- REQUIRED TASK -
The records below must be retyped exactly.

** START PROVIDED MATERIAL **

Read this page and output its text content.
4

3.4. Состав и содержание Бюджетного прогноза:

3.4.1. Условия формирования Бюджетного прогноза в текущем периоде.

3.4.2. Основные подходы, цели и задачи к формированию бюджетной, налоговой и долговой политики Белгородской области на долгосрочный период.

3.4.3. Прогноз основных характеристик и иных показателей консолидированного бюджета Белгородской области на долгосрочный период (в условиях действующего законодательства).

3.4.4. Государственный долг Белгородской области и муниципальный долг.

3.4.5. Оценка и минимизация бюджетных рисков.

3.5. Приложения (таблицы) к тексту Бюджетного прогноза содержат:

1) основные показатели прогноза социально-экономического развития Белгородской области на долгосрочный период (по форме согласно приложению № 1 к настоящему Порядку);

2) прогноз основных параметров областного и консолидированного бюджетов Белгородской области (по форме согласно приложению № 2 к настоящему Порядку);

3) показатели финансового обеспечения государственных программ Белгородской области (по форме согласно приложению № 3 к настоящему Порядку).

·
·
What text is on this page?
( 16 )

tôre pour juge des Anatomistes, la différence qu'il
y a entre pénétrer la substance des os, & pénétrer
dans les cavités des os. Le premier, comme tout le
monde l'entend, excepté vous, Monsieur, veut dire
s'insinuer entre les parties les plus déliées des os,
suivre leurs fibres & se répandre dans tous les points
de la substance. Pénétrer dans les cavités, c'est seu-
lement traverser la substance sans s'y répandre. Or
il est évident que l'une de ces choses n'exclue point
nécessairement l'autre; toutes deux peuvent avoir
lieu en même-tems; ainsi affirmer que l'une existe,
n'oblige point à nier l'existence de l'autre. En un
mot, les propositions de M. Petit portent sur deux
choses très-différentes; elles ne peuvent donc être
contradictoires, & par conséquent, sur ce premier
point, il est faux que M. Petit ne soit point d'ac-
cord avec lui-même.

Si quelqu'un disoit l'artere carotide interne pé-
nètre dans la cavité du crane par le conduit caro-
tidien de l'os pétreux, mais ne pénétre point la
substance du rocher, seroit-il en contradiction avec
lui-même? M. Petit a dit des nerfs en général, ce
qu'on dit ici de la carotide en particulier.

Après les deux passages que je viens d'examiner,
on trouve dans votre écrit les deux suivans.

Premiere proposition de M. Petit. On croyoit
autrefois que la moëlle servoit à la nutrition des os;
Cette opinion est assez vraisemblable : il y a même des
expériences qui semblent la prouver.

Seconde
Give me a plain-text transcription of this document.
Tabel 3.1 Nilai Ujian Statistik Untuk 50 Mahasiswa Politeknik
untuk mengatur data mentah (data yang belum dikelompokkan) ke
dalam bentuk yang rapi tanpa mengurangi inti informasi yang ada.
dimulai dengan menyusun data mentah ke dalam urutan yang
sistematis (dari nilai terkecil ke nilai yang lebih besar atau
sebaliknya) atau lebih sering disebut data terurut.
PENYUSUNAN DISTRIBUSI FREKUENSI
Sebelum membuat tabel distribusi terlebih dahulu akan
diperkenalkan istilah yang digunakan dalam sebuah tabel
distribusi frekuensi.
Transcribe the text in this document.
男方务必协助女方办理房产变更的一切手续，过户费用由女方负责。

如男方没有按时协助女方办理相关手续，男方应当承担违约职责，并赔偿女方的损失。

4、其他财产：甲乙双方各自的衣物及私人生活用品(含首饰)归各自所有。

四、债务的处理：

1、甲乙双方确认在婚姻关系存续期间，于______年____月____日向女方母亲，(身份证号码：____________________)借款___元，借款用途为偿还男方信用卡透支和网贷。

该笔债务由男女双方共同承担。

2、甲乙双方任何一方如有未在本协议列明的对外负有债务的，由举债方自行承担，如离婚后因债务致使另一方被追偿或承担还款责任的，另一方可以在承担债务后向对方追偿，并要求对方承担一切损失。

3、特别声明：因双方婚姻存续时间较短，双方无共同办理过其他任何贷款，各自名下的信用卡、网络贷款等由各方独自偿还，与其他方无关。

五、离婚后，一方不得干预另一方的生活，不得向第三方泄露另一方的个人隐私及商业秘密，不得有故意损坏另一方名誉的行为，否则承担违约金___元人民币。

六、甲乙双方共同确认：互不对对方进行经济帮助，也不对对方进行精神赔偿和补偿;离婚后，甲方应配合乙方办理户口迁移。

** END PROVIDED MATERIAL **

- FINAL ANSWER -
Read this page and output its text content.
4

3.4. Состав и содержание Бюджетного прогноза:

3.4.1. Условия формирования Бюджетного прогноза в текущем периоде.

3.4.2. Основные подходы, цели и задачи к формированию бюджетной, налоговой и долговой политики Белгородской области на долгосрочный период.

3.4.3. Прогноз основных характеристик и иных показателей консолидированного бюджета Белгородской области на долгосрочный период (в условиях действующего законодательства).

3.4.4. Государственный долг Белгородской области и муниципальный долг.

3.4.5. Оценка и минимизация бюджетных рисков.

3.5. Приложения (таблицы) к тексту Бюджетного прогноза содержат:

1) основные показатели прогноза социально-экономического развития Белгородской области на долгосрочный период (по форме согласно приложению № 1 к настоящему Порядку);

2) прогноз основных параметров областного и консолидированного бюджетов Белгородской области (по форме согласно приложению № 2 к настоящему Порядку);

3) показатели финансового обеспечения государственных программ Белгородской области (по форме согласно приложению № 3 к настоящему Порядку).

·
·
What text is on this page?
( 16 )

tôre pour juge des Anatomistes, la différence qu'il
y a entre pénétrer la substance des os, & pénétrer
dans les cavités des os. Le premier, comme tout le
monde l'entend, excepté vous, Monsieur, veut dire
s'insinuer entre les parties les plus déliées des os,
suivre leurs fibres & se répandre dans tous les points
de la substance. Pénétrer dans les cavités, c'est seu-
lement traverser la substance sans s'y répandre. Or
il est évident que l'une de ces choses n'exclue point
nécessairement l'autre; toutes deux peuvent avoir
lieu en même-tems; ainsi affirmer que l'une existe,
n'oblige point à nier l'existence de l'autre. En un
mot, les propositions de M. Petit portent sur deux
choses très-différentes; elles ne peuvent donc être
contradictoires, & par conséquent, sur ce premier
point, il est faux que M. Petit ne soit point d'ac-
cord avec lui-même.

Si quelqu'un disoit l'artere carotide interne pé-
nètre dans la cavité du crane par le conduit caro-
tidien de l'os pétreux, mais ne pénétre point la
substance du rocher, seroit-il en contradiction avec
lui-même? M. Petit a dit des nerfs en général, ce
qu'on dit ici de la carotide en particulier.

Après les deux passages que je viens d'examiner,
on trouve dans votre écrit les deux suivans.

Premiere proposition de M. Petit. On croyoit
autrefois que la moëlle servoit à la nutrition des os;
Cette opinion est assez vraisemblable : il y a même des
expériences qui semblent la prouver.

Seconde
Give me a plain-text transcription of this document.
Tabel 3.1 Nilai Ujian Statistik Untuk 50 Mahasiswa Politeknik
untuk mengatur data mentah (data yang belum dikelompokkan) ke
dalam bentuk yang rapi tanpa mengurangi inti informasi yang ada.
dimulai dengan menyusun data mentah ke dalam urutan yang
sistematis (dari nilai terkecil ke nilai yang lebih besar atau
sebaliknya) atau lebih sering disebut data terurut.
PENYUSUNAN DISTRIBUSI FREKUENSI
Sebelum membuat tabel distribusi terlebih dahulu akan
diperkenalkan istilah yang digunakan dalam sebuah tabel
distribusi frekuensi.
Transcribe the text in this document.
男方务必协助女方办理房产变更的一切手续，过户费用由女方负责。

如男方没有按时协助女方办理相关手续，男方应当承担违约职责，并赔偿女方的损失。

4、其他财产：甲乙双方各自的衣物及私人生活用品(含首饰)归各自所有。

四、债务的处理：

1、甲乙双方确认在婚姻关系存续期间，于______年____月____日向女方母亲，(身份证号码：____________________)借款___元，借款用途为偿还男方信用卡透支和网贷。

该笔债务由男女双方共同承担。

2、甲乙双方任何一方如有未在本协议列明的对外负有债务的，由举债方自行承担，如离婚后因债务致使另一方被追偿或承担还款责任的，另一方可以在承担债务后向对方追偿，并要求对方承担一切损失。

3、特别声明：因双方婚姻存续时间较短，双方无共同办理过其他任何贷款，各自名下的信用卡、网络贷款等由各方独自偿还，与其他方无关。

五、离婚后，一方不得干预另一方的生活，不得向第三方泄露另一方的个人隐私及商业秘密，不得有故意损坏另一方名誉的行为，否则承担违约金___元人民币。

六、甲乙双方共同确认：互不对对方进行经济帮助，也不对对方进行精神赔偿和补偿;离婚后，甲方应配合乙方办理户口迁移。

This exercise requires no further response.